::: Input for this task

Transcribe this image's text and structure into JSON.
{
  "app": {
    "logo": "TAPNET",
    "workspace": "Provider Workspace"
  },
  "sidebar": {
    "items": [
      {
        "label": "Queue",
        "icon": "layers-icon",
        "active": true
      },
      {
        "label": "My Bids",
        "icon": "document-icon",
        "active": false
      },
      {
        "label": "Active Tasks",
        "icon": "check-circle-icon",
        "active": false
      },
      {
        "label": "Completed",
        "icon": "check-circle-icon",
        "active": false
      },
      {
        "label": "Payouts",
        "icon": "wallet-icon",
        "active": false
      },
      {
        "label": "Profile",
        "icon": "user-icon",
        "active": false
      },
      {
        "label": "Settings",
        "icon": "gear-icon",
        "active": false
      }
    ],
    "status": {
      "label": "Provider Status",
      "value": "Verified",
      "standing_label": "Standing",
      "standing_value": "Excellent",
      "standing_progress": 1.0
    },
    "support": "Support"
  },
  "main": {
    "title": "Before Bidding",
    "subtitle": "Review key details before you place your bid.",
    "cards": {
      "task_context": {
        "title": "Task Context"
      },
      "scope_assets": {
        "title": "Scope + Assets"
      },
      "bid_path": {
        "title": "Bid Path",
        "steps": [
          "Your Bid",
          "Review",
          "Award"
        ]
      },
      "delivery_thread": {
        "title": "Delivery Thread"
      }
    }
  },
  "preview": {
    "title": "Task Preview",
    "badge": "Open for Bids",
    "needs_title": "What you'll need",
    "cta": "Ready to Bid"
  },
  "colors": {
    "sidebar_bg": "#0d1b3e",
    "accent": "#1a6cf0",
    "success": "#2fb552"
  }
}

::::::

**Task objective:** Once more, set down the full listing, verbatim.

**Response to the exercise:**
Transcribe this image's text and structure into JSON.
{
  "app": {
    "logo": "TAPNET",
    "workspace": "Provider Workspace"
  },
  "sidebar": {
    "items": [
      {
        "label": "Queue",
        "icon": "layers-icon",
        "active": true
      },
      {
        "label": "My Bids",
        "icon": "document-icon",
        "active": false
      },
      {
        "label": "Active Tasks",
        "icon": "check-circle-icon",
        "active": false
      },
      {
        "label": "Completed",
        "icon": "check-circle-icon",
        "active": false
      },
      {
        "label": "Payouts",
        "icon": "wallet-icon",
        "active": false
      },
      {
        "label": "Profile",
        "icon": "user-icon",
        "active": false
      },
      {
        "label": "Settings",
        "icon": "gear-icon",
        "active": false
      }
    ],
    "status": {
      "label": "Provider Status",
      "value": "Verified",
      "standing_label": "Standing",
      "standing_value": "Excellent",
      "standing_progress": 1.0
    },
    "support": "Support"
  },
  "main": {
    "title": "Before Bidding",
    "subtitle": "Review key details before you place your bid.",
    "cards": {
      "task_context": {
        "title": "Task Context"
      },
      "scope_assets": {
        "title": "Scope + Assets"
      },
      "bid_path": {
        "title": "Bid Path",
        "steps": [
          "Your Bid",
          "Review",
          "Award"
        ]
      },
      "delivery_thread": {
        "title": "Delivery Thread"
      }
    }
  },
  "preview": {
    "title": "Task Preview",
    "badge": "Open for Bids",
    "needs_title": "What you'll need",
    "cta": "Ready to Bid"
  },
  "colors": {
    "sidebar_bg": "#0d1b3e",
    "accent": "#1a6cf0",
    "success": "#2fb552"
  }
}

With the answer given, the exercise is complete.